- MATERIAL FOR THIS TASK
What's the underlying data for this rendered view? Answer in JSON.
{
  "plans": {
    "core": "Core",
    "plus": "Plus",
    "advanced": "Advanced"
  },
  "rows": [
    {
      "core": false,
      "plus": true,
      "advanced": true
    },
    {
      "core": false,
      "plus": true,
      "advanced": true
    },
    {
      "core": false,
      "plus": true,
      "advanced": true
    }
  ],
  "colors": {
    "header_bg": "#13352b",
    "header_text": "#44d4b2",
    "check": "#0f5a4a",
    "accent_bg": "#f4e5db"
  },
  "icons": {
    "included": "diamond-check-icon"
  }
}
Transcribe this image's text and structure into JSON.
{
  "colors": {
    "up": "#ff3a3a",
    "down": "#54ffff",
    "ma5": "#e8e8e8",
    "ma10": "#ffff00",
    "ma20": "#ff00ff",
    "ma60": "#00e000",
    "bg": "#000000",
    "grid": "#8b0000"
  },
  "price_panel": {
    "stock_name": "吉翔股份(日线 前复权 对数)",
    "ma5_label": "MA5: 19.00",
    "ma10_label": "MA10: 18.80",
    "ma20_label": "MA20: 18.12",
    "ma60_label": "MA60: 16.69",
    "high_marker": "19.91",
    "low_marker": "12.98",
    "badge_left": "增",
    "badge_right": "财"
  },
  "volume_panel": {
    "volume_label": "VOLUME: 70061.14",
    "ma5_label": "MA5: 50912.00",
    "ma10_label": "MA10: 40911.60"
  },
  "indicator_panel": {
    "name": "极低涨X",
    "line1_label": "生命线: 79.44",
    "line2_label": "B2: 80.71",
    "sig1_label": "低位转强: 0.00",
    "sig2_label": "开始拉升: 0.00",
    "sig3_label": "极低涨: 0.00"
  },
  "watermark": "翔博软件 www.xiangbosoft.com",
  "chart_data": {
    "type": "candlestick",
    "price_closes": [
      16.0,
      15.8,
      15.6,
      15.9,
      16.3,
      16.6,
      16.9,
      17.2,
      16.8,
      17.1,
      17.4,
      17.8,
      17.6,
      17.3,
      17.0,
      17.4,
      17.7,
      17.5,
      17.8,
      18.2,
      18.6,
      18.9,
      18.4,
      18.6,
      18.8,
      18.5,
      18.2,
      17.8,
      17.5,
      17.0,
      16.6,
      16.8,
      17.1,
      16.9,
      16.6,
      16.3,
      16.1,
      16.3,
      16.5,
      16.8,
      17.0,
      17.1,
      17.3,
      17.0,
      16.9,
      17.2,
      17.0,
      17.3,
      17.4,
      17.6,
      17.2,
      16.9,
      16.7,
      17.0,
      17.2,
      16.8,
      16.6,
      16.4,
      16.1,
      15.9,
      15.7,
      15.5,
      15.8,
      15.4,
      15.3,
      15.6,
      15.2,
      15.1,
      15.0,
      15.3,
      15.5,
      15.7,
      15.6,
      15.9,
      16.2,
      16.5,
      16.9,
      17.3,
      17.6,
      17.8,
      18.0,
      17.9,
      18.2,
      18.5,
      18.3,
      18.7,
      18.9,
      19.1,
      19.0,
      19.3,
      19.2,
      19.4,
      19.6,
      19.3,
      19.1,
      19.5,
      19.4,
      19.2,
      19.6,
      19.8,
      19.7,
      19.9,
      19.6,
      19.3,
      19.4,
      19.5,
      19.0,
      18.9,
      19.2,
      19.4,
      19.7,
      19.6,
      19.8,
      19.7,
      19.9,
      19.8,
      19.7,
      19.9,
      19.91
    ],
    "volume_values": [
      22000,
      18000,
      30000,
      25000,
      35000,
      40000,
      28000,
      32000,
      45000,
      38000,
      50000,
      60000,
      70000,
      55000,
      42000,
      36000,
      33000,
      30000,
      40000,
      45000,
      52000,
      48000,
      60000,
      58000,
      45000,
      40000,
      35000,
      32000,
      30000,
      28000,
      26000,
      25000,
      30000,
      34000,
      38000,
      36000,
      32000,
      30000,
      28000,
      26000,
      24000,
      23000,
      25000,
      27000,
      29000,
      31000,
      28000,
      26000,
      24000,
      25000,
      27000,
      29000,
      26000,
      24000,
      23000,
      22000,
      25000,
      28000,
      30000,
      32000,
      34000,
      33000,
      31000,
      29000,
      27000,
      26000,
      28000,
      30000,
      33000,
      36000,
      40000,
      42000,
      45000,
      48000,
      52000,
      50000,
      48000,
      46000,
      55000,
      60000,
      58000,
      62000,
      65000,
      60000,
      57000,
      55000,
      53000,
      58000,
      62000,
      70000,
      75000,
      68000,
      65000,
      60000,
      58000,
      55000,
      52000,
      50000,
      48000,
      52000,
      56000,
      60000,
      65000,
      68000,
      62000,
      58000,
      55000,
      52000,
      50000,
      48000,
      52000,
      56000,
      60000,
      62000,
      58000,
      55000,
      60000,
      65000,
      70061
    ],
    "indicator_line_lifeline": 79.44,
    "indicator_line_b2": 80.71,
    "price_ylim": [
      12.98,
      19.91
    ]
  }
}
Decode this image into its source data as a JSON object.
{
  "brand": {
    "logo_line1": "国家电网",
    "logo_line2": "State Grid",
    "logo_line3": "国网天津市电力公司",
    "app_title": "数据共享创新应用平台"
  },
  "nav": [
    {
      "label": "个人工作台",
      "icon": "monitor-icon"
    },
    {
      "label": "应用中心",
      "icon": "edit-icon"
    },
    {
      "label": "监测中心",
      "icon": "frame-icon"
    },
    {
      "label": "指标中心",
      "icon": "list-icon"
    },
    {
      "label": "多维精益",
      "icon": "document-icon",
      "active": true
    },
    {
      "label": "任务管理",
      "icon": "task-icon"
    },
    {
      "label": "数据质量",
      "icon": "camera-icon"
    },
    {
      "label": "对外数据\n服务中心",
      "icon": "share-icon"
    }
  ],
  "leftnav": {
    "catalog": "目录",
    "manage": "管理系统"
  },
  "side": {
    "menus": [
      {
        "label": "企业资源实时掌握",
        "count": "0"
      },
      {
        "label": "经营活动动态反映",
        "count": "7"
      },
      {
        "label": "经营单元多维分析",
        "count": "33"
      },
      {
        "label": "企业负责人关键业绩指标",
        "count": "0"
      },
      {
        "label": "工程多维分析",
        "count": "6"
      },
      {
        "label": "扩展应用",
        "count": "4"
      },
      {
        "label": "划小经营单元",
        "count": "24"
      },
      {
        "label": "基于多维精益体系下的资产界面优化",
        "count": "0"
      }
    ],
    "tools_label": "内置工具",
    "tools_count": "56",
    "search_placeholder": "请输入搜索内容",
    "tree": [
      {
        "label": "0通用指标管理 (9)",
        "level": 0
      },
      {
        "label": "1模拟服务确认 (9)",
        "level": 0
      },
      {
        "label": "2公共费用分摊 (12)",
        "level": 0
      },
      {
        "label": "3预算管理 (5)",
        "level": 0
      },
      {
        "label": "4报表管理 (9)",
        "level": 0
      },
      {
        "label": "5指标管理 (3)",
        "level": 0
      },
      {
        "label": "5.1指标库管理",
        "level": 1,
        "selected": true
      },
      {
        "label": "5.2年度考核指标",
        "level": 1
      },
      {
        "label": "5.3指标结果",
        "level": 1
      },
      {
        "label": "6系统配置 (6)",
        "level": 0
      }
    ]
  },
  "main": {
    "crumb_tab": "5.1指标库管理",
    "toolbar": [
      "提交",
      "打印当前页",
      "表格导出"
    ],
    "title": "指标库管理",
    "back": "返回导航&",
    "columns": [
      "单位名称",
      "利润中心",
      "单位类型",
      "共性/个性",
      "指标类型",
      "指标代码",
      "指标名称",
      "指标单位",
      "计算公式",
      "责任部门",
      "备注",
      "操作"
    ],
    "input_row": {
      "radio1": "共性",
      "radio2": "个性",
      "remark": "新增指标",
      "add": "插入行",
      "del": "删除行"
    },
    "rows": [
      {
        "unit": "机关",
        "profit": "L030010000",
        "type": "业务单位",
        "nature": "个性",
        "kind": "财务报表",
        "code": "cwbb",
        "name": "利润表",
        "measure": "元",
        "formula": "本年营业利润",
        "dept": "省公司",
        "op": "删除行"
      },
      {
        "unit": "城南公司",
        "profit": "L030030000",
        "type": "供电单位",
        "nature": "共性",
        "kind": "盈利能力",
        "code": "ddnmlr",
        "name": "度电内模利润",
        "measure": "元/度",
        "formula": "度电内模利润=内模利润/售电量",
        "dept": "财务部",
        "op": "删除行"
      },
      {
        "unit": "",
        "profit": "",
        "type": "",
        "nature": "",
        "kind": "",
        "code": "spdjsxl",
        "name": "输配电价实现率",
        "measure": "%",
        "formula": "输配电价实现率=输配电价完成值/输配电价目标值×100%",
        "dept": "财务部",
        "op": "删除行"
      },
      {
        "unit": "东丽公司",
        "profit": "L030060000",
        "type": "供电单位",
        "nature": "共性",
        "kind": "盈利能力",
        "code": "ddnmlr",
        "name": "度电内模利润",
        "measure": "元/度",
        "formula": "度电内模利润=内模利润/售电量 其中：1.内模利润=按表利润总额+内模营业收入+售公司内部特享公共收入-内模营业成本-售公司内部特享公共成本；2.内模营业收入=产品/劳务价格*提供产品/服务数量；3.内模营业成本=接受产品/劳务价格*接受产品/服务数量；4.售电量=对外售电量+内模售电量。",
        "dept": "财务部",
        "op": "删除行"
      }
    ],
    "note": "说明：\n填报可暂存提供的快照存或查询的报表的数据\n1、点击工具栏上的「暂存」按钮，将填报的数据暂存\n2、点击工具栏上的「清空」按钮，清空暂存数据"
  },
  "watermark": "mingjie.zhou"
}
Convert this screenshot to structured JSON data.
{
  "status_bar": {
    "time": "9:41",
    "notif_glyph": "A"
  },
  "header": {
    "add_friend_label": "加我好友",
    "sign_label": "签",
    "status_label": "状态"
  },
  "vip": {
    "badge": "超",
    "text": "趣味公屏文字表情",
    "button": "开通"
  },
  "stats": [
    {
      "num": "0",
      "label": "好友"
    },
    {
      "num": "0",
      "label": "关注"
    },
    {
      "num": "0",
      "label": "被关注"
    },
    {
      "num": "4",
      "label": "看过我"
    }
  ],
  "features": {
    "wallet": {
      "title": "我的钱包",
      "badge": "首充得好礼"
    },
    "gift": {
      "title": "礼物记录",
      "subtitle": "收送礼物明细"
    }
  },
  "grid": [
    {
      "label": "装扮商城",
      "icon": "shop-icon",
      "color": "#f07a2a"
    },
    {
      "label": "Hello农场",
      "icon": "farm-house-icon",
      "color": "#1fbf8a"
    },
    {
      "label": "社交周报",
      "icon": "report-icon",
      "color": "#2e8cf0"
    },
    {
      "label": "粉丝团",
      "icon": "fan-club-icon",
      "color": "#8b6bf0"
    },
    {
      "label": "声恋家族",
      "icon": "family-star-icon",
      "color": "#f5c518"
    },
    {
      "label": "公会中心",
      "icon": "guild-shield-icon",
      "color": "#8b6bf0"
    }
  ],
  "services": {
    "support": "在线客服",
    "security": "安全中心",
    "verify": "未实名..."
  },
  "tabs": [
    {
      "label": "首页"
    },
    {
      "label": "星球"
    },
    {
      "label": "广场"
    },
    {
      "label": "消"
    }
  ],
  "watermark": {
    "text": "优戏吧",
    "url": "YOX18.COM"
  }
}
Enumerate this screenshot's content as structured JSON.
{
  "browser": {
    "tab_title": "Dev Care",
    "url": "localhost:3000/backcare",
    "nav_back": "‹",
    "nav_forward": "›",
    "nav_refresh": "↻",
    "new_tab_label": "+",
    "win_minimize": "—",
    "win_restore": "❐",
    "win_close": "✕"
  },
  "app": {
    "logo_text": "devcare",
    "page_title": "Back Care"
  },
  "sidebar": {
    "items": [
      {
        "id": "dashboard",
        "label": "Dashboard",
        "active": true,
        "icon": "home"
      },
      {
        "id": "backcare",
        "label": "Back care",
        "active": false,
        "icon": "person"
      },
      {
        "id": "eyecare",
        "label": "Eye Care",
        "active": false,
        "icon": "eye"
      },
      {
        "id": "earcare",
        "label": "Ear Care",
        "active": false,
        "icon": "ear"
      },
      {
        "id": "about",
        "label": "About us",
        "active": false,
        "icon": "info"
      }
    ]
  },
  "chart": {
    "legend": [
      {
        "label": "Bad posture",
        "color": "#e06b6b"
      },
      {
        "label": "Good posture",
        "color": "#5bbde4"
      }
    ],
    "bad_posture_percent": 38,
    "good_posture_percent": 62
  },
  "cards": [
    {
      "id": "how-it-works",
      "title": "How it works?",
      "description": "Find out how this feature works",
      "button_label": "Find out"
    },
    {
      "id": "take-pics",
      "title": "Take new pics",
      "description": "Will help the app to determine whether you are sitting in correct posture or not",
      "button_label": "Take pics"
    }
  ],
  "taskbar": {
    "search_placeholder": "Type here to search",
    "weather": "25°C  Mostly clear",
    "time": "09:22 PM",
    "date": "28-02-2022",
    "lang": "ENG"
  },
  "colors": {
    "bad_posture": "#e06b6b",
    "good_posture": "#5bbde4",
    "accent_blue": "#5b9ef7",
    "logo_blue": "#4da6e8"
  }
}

- DIRECTIONS
Which lines contain the word "structured"? Copy each of them.

- OUTPUT
Convert this screenshot to structured JSON data.
Enumerate this screenshot's content as structured JSON.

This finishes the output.